Data listing:
■ ■ ■ ■ ■ ■ ■

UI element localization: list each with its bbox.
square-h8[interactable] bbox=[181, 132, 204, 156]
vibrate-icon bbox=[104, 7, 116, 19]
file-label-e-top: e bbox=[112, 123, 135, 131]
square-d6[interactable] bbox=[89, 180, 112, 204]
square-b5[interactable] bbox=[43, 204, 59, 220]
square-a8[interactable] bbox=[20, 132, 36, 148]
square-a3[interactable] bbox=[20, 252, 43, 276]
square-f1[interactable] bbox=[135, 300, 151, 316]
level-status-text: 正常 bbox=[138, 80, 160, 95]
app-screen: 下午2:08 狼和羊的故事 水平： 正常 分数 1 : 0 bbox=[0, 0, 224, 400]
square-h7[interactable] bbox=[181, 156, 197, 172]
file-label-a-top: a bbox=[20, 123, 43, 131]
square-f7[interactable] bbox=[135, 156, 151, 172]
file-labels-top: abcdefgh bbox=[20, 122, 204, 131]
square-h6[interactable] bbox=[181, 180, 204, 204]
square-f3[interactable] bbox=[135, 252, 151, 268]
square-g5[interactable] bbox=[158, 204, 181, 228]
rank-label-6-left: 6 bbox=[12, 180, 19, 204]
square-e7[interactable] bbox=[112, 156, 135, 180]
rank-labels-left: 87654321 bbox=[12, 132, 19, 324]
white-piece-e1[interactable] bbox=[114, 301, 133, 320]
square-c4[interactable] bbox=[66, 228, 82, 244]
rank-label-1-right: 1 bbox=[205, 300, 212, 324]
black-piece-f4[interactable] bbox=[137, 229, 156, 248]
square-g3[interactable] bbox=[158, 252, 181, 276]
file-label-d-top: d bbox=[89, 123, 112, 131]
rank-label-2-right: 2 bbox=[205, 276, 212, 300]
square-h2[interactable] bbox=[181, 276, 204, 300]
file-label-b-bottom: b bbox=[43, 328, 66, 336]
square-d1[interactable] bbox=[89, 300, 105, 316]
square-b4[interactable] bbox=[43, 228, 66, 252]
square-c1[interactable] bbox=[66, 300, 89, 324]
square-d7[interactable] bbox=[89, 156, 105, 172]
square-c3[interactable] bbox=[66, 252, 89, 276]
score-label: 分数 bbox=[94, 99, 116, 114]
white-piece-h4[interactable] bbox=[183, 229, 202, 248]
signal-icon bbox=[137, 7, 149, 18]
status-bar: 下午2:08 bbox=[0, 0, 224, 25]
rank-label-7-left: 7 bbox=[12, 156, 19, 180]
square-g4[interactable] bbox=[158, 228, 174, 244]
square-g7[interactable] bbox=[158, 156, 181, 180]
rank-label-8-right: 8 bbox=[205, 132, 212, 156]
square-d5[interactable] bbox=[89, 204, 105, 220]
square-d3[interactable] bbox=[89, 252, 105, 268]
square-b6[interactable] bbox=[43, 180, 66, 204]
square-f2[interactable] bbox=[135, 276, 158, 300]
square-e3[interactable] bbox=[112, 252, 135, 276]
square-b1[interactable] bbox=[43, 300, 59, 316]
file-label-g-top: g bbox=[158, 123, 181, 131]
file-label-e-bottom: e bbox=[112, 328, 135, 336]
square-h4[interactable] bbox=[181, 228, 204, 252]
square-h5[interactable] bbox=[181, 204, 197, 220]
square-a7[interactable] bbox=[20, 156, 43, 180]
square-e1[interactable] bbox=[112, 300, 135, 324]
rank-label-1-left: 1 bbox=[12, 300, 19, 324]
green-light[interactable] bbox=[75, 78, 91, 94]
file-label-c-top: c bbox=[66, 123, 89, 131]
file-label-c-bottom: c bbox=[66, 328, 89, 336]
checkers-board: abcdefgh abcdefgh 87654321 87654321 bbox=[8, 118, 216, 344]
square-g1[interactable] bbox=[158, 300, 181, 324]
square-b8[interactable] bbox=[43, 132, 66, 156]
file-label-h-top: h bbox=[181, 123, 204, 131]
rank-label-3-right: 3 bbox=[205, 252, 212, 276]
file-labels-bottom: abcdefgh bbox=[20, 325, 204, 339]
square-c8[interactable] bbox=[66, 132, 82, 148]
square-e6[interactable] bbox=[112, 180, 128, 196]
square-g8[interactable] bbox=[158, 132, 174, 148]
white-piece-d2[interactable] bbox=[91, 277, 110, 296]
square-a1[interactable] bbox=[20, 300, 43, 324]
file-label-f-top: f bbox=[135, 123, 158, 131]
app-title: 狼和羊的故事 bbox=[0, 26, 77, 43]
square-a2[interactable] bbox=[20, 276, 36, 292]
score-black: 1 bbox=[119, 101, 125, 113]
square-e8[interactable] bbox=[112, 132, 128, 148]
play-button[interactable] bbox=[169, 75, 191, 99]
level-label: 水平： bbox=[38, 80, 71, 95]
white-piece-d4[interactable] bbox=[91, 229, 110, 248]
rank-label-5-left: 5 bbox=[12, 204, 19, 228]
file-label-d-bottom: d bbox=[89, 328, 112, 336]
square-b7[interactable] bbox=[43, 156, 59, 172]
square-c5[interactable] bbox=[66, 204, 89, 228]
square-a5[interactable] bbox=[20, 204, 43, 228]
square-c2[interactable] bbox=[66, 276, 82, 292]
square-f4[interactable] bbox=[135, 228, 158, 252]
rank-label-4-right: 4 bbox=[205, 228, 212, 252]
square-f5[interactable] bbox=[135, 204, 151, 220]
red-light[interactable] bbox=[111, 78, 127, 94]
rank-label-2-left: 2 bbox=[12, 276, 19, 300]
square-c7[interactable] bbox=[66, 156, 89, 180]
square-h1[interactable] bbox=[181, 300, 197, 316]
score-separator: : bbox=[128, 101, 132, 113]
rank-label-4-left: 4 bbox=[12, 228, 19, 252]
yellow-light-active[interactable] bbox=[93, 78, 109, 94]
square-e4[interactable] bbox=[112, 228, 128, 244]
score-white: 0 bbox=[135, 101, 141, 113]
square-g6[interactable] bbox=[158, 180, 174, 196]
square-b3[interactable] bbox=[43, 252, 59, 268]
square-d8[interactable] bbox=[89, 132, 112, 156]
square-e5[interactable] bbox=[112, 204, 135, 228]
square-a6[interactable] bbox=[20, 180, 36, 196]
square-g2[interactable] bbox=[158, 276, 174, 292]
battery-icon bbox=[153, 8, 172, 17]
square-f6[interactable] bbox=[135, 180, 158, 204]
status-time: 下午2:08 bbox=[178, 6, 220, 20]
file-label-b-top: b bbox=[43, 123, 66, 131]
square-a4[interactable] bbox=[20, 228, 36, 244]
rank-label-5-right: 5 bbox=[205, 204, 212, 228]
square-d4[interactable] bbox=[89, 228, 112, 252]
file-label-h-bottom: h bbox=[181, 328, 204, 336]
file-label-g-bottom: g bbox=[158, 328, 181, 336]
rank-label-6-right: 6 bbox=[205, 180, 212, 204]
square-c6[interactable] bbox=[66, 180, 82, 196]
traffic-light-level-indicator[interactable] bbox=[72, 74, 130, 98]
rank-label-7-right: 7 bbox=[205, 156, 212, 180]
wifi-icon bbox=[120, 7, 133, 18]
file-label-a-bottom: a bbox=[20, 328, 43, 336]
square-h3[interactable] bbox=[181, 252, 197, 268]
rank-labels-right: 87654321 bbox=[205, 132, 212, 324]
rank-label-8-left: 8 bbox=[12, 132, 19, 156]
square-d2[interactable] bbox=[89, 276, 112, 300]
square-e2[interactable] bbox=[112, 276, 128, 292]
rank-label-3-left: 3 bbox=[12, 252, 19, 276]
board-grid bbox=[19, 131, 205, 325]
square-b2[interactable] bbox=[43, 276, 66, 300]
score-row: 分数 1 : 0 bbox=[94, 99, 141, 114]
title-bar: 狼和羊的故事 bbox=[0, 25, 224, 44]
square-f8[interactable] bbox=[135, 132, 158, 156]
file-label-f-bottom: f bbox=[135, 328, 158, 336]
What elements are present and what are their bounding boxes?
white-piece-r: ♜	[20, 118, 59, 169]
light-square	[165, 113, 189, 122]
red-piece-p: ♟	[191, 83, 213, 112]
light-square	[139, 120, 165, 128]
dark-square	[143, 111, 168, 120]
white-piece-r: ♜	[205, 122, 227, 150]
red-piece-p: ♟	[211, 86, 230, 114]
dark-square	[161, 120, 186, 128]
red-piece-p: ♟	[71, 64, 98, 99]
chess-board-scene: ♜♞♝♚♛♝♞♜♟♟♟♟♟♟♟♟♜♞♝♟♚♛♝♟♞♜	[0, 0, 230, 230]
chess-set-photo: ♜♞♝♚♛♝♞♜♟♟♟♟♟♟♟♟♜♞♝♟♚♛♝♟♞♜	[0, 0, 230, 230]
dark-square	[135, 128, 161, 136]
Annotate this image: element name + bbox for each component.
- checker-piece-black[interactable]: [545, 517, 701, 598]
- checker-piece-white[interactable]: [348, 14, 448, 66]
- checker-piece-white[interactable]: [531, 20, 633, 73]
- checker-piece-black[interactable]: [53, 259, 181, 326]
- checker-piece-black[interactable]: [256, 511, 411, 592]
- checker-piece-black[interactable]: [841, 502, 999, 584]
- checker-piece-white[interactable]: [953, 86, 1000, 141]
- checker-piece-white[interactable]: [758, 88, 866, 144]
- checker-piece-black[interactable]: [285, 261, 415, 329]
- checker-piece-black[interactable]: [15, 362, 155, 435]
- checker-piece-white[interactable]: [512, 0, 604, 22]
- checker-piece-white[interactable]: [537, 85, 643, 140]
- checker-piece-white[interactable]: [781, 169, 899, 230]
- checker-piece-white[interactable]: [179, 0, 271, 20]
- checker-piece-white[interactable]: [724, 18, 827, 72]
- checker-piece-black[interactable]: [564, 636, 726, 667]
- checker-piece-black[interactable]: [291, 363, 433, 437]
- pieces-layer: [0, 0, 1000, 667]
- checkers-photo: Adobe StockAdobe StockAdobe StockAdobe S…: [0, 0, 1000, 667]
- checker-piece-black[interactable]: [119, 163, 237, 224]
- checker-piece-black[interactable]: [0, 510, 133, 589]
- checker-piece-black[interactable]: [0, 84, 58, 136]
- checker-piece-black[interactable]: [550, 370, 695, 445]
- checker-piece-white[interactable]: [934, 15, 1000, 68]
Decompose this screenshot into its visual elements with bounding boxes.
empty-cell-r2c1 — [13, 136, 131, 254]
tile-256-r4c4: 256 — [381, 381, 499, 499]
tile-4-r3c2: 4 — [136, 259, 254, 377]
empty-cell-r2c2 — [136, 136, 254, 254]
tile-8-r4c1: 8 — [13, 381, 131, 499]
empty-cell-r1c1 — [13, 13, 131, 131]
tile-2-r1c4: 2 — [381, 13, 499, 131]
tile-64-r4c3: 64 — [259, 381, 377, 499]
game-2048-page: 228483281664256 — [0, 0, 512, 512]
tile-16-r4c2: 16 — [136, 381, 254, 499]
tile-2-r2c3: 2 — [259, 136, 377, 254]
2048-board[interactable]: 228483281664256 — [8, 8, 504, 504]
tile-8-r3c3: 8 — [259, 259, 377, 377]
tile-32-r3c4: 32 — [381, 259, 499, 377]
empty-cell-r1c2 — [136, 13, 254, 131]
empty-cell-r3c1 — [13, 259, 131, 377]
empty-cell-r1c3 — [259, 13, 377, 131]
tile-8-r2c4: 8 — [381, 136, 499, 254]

■ ■ ■ ■ ■ ■ ■

▸ Objective: Output as a numbered list the rows from the beginning up to and including the row containing "app-screen: 下午2:08 狼和羊的故事", leaving out any blank lines.

▸ Answer to this task:
1. UI element localization: list each with its bbox.
2. square-h8[interactable] bbox=[181, 132, 204, 156]
3. vibrate-icon bbox=[104, 7, 116, 19]
4. file-label-e-top: e bbox=[112, 123, 135, 131]
5. square-d6[interactable] bbox=[89, 180, 112, 204]
6. square-b5[interactable] bbox=[43, 204, 59, 220]
7. square-a8[interactable] bbox=[20, 132, 36, 148]
8. square-a3[interactable] bbox=[20, 252, 43, 276]
9. square-f1[interactable] bbox=[135, 300, 151, 316]
10. level-status-text: 正常 bbox=[138, 80, 160, 95]
11. app-screen: 下午2:08 狼和羊的故事 水平： 正常 分数 1 : 0 bbox=[0, 0, 224, 400]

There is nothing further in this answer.